Instructions for the task: Find every line with the word "etiam". Copy those lines.

Input rows:
■ ■ ■ ■ ■ ■ ■
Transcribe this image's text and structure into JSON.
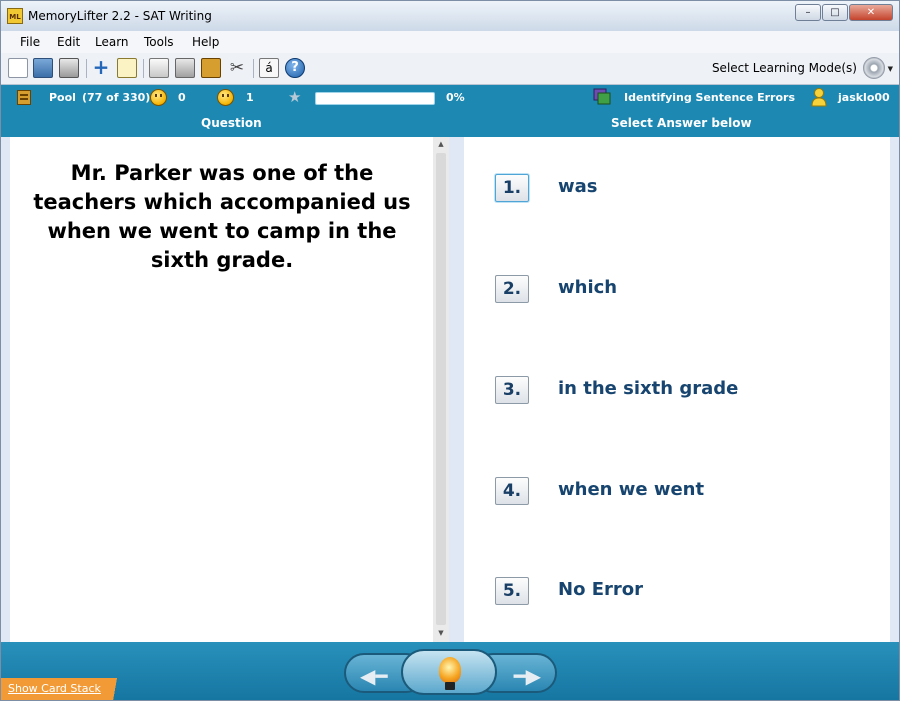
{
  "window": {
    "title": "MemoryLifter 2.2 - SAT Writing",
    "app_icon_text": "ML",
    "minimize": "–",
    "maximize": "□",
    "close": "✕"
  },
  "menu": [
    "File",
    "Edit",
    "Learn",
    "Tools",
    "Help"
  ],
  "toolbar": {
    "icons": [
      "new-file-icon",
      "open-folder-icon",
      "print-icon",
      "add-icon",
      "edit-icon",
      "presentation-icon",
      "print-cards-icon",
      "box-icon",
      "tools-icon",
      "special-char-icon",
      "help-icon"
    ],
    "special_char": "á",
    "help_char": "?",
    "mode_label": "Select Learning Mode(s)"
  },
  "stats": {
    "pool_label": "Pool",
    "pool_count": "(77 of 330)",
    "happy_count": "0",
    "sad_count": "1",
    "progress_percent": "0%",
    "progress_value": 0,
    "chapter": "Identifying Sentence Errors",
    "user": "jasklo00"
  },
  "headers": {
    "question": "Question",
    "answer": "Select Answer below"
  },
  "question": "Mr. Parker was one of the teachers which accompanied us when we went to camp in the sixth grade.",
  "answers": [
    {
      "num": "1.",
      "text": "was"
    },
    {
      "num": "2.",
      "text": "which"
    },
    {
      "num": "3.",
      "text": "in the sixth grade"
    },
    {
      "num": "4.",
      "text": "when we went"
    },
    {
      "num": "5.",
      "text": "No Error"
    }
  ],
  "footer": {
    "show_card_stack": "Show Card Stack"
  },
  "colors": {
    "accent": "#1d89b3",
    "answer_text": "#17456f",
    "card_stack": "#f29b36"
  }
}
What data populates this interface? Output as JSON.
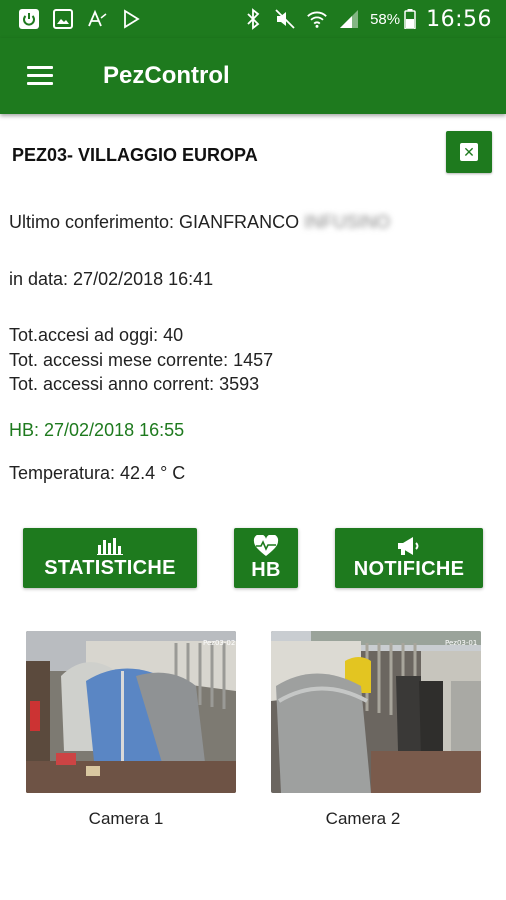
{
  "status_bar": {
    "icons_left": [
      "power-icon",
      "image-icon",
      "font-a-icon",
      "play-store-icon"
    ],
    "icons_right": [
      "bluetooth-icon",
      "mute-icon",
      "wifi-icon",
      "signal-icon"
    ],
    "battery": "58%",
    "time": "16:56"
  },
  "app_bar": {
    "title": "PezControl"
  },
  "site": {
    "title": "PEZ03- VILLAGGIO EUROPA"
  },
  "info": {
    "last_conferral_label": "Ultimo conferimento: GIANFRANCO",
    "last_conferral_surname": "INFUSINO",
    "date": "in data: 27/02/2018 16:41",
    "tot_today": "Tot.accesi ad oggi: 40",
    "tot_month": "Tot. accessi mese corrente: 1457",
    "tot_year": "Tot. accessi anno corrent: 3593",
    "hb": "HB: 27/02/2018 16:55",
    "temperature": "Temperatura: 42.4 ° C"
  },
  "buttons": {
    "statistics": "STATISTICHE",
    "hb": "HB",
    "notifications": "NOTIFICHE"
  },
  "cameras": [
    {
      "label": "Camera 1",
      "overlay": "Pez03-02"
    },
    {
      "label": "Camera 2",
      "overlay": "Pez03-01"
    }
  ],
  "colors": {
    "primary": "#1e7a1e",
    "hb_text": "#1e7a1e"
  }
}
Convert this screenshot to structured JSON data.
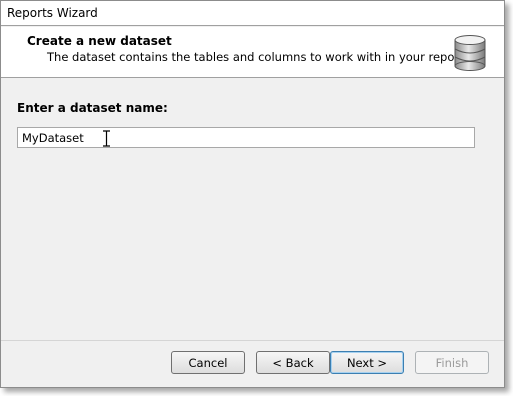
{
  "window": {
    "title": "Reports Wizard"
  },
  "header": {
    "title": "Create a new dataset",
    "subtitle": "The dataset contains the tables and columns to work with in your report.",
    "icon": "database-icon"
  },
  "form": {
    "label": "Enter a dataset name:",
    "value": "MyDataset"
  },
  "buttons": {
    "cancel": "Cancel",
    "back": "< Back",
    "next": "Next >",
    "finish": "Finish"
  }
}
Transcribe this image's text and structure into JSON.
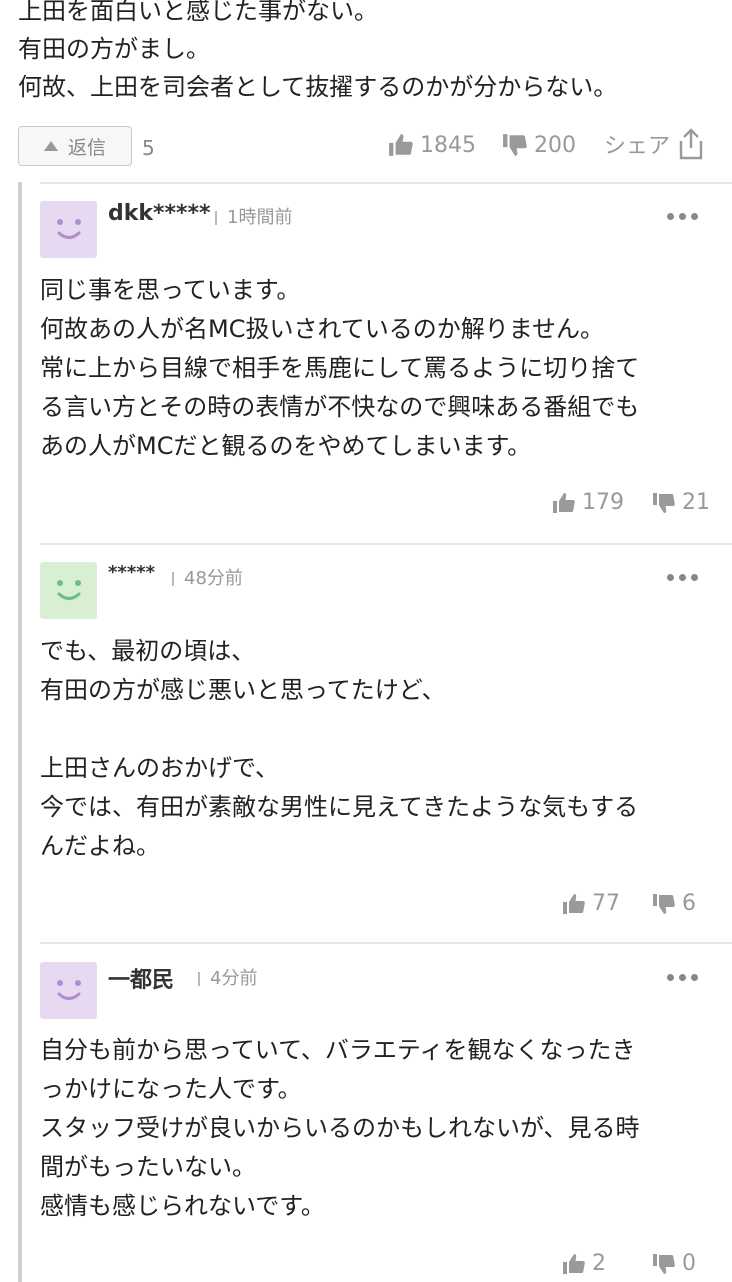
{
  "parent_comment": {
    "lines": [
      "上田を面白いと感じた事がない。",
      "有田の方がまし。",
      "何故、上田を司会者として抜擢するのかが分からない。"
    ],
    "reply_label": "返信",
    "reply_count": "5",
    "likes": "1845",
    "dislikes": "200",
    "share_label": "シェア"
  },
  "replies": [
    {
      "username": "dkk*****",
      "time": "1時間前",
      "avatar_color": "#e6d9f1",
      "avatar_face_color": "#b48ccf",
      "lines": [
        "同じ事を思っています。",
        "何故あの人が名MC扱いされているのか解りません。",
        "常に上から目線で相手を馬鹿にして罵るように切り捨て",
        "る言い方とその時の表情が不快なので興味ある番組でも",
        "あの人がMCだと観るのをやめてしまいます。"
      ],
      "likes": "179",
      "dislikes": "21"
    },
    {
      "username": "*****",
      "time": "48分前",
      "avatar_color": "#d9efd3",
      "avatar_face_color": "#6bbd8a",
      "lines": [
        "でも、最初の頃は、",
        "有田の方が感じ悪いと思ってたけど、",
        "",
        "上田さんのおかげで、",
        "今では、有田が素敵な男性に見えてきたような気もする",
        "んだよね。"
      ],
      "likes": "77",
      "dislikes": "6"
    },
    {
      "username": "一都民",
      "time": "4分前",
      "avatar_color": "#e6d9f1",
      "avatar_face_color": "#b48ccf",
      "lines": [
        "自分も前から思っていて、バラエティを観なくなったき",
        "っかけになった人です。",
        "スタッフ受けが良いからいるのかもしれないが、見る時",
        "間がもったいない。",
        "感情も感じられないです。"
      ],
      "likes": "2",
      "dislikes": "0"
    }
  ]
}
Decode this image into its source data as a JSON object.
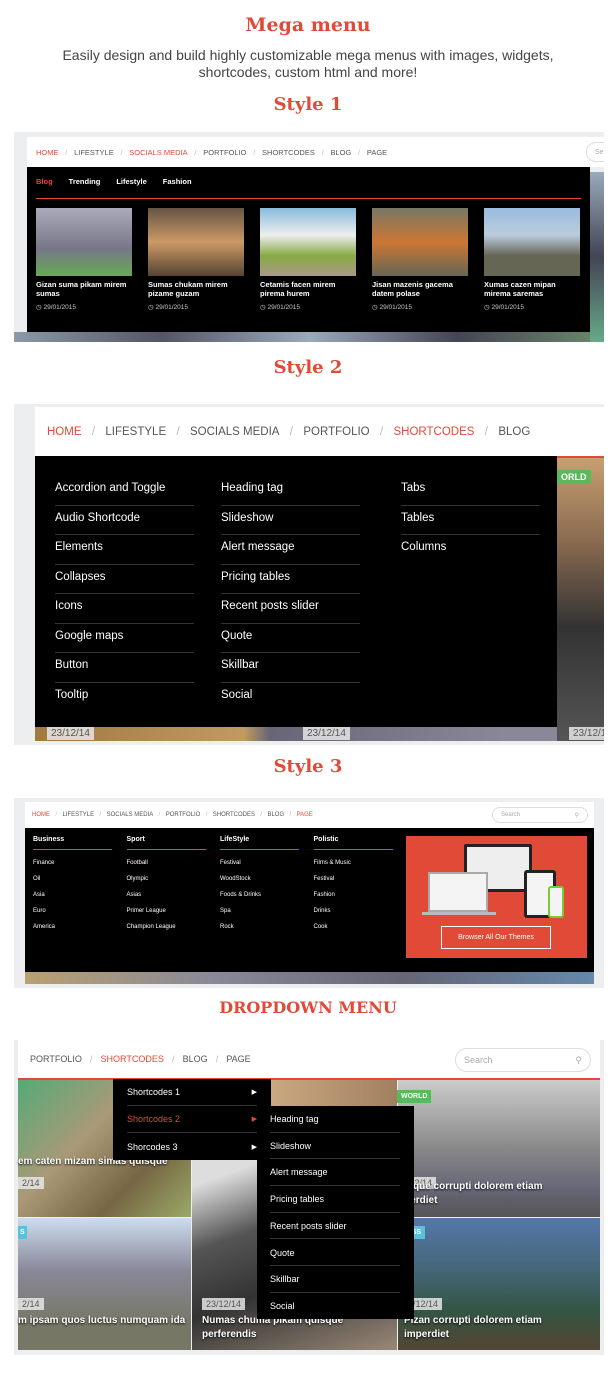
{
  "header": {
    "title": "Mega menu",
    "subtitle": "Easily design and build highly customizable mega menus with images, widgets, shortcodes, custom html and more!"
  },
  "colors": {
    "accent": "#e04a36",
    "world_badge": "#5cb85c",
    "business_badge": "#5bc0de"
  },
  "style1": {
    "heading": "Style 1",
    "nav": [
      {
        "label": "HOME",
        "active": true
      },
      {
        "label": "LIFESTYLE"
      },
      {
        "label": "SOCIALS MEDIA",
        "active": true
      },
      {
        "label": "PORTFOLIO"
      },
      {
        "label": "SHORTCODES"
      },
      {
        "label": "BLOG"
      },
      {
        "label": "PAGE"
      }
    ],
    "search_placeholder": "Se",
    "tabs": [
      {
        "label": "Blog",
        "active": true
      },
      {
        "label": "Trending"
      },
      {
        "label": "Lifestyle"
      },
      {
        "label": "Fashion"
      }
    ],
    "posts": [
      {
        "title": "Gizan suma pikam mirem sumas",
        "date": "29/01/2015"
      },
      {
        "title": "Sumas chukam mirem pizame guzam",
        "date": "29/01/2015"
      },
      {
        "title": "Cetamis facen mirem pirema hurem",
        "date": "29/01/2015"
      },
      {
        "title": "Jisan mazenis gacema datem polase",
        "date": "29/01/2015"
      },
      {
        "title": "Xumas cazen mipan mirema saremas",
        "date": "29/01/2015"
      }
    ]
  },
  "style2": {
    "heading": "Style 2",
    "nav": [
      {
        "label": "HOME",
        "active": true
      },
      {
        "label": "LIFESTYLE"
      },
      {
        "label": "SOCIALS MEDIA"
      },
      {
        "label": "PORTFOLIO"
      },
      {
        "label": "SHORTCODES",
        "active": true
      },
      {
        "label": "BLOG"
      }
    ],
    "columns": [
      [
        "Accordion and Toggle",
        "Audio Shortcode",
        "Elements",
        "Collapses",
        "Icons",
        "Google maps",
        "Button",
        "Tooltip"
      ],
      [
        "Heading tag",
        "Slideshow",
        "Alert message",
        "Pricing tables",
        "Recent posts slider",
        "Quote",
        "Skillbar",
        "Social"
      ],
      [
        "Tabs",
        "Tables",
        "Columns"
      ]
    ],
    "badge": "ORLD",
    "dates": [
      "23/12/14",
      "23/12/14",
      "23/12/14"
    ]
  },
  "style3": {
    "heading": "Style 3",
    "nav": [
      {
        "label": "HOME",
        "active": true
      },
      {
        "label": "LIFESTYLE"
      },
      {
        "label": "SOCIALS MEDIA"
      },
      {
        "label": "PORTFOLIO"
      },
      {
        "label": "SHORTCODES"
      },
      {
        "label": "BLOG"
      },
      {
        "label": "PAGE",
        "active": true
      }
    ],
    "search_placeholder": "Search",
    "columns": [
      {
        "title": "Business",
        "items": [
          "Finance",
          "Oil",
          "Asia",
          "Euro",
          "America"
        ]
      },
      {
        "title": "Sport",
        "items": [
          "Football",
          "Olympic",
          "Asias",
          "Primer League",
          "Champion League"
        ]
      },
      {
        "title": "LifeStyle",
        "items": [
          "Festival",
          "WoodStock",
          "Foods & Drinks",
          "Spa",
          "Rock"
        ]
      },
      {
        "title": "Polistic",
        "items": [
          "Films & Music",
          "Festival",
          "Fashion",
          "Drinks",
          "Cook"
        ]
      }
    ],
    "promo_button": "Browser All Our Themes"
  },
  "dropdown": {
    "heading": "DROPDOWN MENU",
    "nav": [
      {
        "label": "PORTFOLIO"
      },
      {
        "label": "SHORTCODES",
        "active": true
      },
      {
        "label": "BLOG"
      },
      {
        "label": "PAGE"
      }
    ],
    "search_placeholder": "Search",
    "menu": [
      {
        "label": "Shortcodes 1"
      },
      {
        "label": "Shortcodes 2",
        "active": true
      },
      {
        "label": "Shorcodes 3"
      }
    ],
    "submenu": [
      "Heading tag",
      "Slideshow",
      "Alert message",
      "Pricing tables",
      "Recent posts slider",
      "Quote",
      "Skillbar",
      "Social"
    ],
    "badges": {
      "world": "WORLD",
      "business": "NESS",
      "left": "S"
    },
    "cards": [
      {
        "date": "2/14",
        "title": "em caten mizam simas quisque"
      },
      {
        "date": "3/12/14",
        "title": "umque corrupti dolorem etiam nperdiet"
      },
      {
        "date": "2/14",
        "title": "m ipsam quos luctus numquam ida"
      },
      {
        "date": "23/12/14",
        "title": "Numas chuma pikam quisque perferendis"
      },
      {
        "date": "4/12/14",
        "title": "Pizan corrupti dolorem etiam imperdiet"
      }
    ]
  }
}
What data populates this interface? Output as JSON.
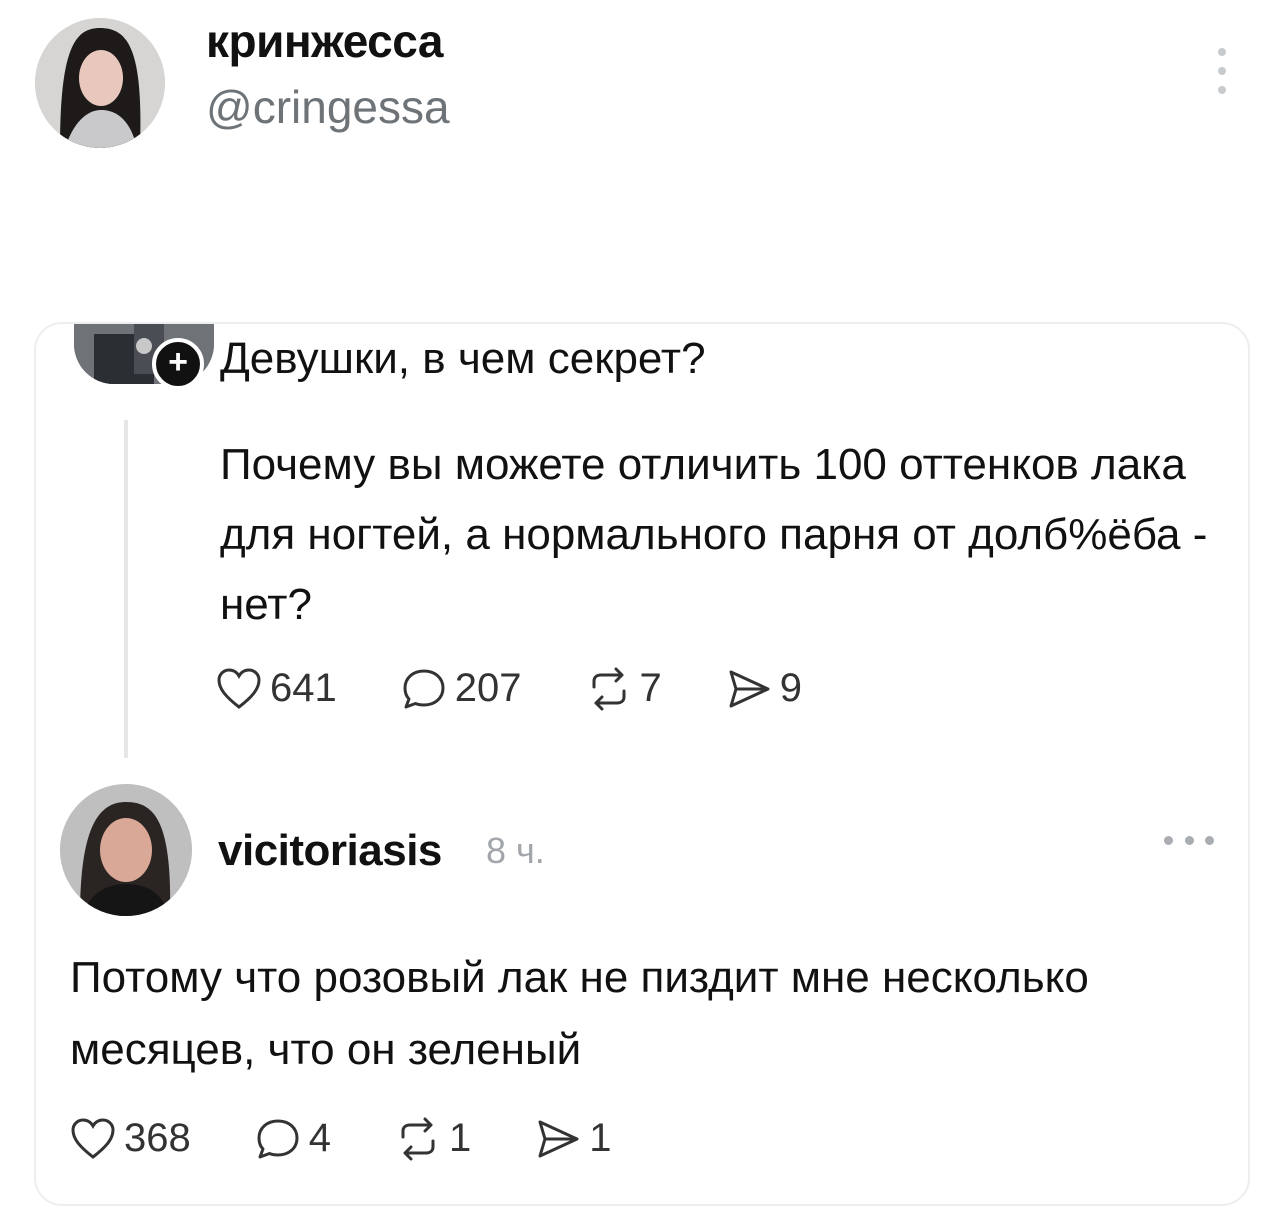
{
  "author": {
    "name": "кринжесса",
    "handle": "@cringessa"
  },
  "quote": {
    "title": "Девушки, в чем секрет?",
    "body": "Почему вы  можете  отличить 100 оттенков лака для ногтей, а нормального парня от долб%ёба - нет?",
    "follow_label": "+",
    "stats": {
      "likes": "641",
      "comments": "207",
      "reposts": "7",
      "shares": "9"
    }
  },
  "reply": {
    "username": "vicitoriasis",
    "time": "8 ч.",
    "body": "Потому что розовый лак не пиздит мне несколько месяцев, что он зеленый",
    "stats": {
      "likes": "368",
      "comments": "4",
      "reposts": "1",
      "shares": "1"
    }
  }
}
■ ■ ■ ■ ■ ■ ■
Response for this exercise:
        "title": "umque corrupti dolorem etiam nperdiet"
        "title": "Pizan corrupti dolorem etiam imperdiet"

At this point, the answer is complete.